EXERCISE DIRECTIONS → Each entry below is to be written out exactly, and the pictures are to be left out.

(Collection entries)
* START *
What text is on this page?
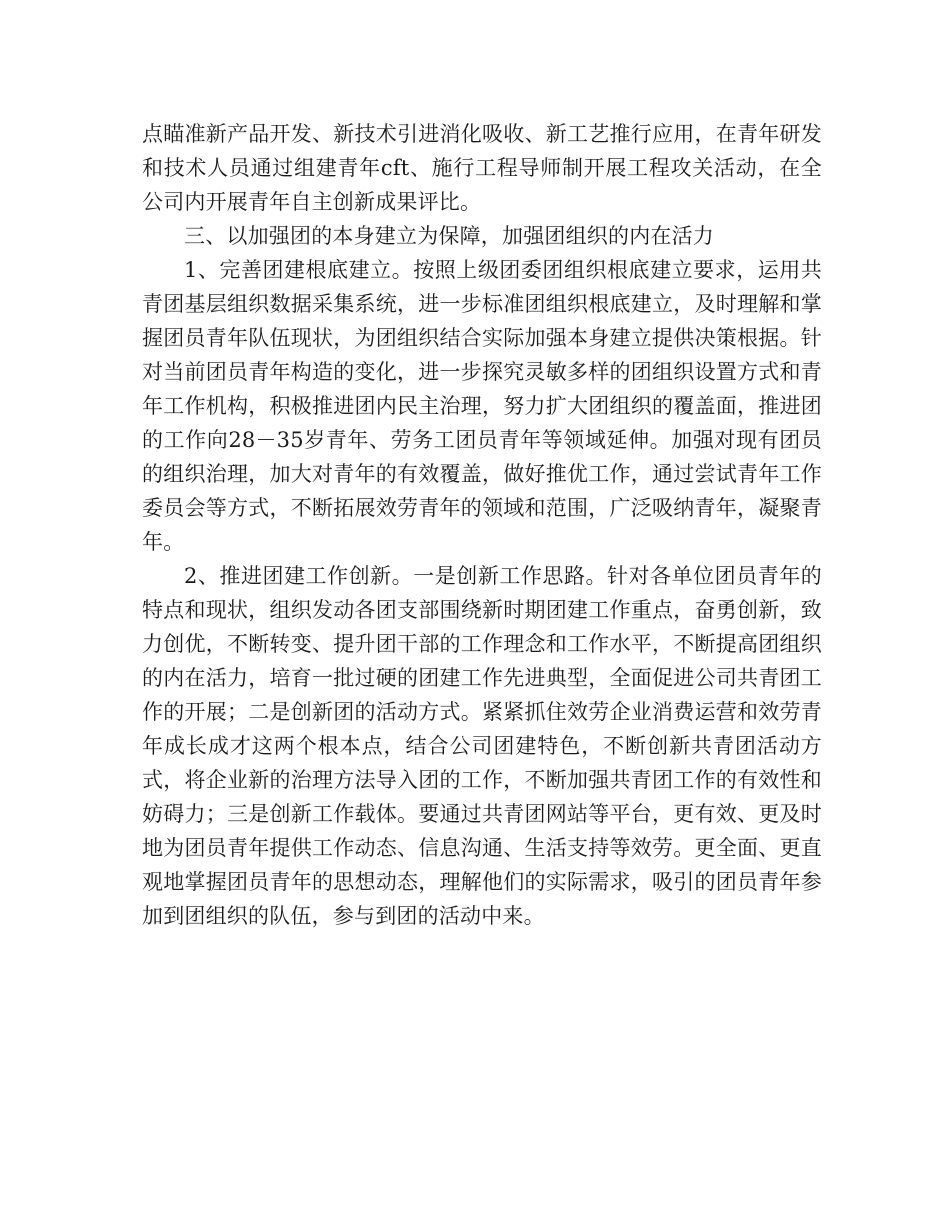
点瞄准新产品开发、新技术引进消化吸收、新工艺推行应用，在青年研发和技术人员通过组建青年cft、施行工程导师制开展工程攻关活动，在全公司内开展青年自主创新成果评比。

三、以加强团的本身建立为保障，加强团组织的内在活力

1、完善团建根底建立。按照上级团委团组织根底建立要求，运用共青团基层组织数据采集系统，进一步标准团组织根底建立，及时理解和掌握团员青年队伍现状，为团组织结合实际加强本身建立提供决策根据。针对当前团员青年构造的变化，进一步探究灵敏多样的团组织设置方式和青年工作机构，积极推进团内民主治理，努力扩大团组织的覆盖面，推进团的工作向28－35岁青年、劳务工团员青年等领域延伸。加强对现有团员的组织治理，加大对青年的有效覆盖，做好推优工作，通过尝试青年工作委员会等方式，不断拓展效劳青年的领域和范围，广泛吸纳青年，凝聚青年。

2、推进团建工作创新。一是创新工作思路。针对各单位团员青年的特点和现状，组织发动各团支部围绕新时期团建工作重点，奋勇创新，致力创优，不断转变、提升团干部的工作理念和工作水平，不断提高团组织的内在活力，培育一批过硬的团建工作先进典型，全面促进公司共青团工作的开展；二是创新团的活动方式。紧紧抓住效劳企业消费运营和效劳青年成长成才这两个根本点，结合公司团建特色，不断创新共青团活动方式，将企业新的治理方法导入团的工作，不断加强共青团工作的有效性和妨碍力；三是创新工作载体。要通过共青团网站等平台，更有效、更及时地为团员青年提供工作动态、信息沟通、生活支持等效劳。更全面、更直观地掌握团员青年的思想动态，理解他们的实际需求，吸引的团员青年参加到团组织的队伍，参与到团的活动中来。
* END *
EXERCISE SOLUTION →
What text is on this page?
点瞄准新产品开发、新技术引进消化吸收、新工艺推行应用，在青年研发和技术人员通过组建青年cft、施行工程导师制开展工程攻关活动，在全公司内开展青年自主创新成果评比。

三、以加强团的本身建立为保障，加强团组织的内在活力

1、完善团建根底建立。按照上级团委团组织根底建立要求，运用共青团基层组织数据采集系统，进一步标准团组织根底建立，及时理解和掌握团员青年队伍现状，为团组织结合实际加强本身建立提供决策根据。针对当前团员青年构造的变化，进一步探究灵敏多样的团组织设置方式和青年工作机构，积极推进团内民主治理，努力扩大团组织的覆盖面，推进团的工作向28－35岁青年、劳务工团员青年等领域延伸。加强对现有团员的组织治理，加大对青年的有效覆盖，做好推优工作，通过尝试青年工作委员会等方式，不断拓展效劳青年的领域和范围，广泛吸纳青年，凝聚青年。

2、推进团建工作创新。一是创新工作思路。针对各单位团员青年的特点和现状，组织发动各团支部围绕新时期团建工作重点，奋勇创新，致力创优，不断转变、提升团干部的工作理念和工作水平，不断提高团组织的内在活力，培育一批过硬的团建工作先进典型，全面促进公司共青团工作的开展；二是创新团的活动方式。紧紧抓住效劳企业消费运营和效劳青年成长成才这两个根本点，结合公司团建特色，不断创新共青团活动方式，将企业新的治理方法导入团的工作，不断加强共青团工作的有效性和妨碍力；三是创新工作载体。要通过共青团网站等平台，更有效、更及时地为团员青年提供工作动态、信息沟通、生活支持等效劳。更全面、更直观地掌握团员青年的思想动态，理解他们的实际需求，吸引的团员青年参加到团组织的队伍，参与到团的活动中来。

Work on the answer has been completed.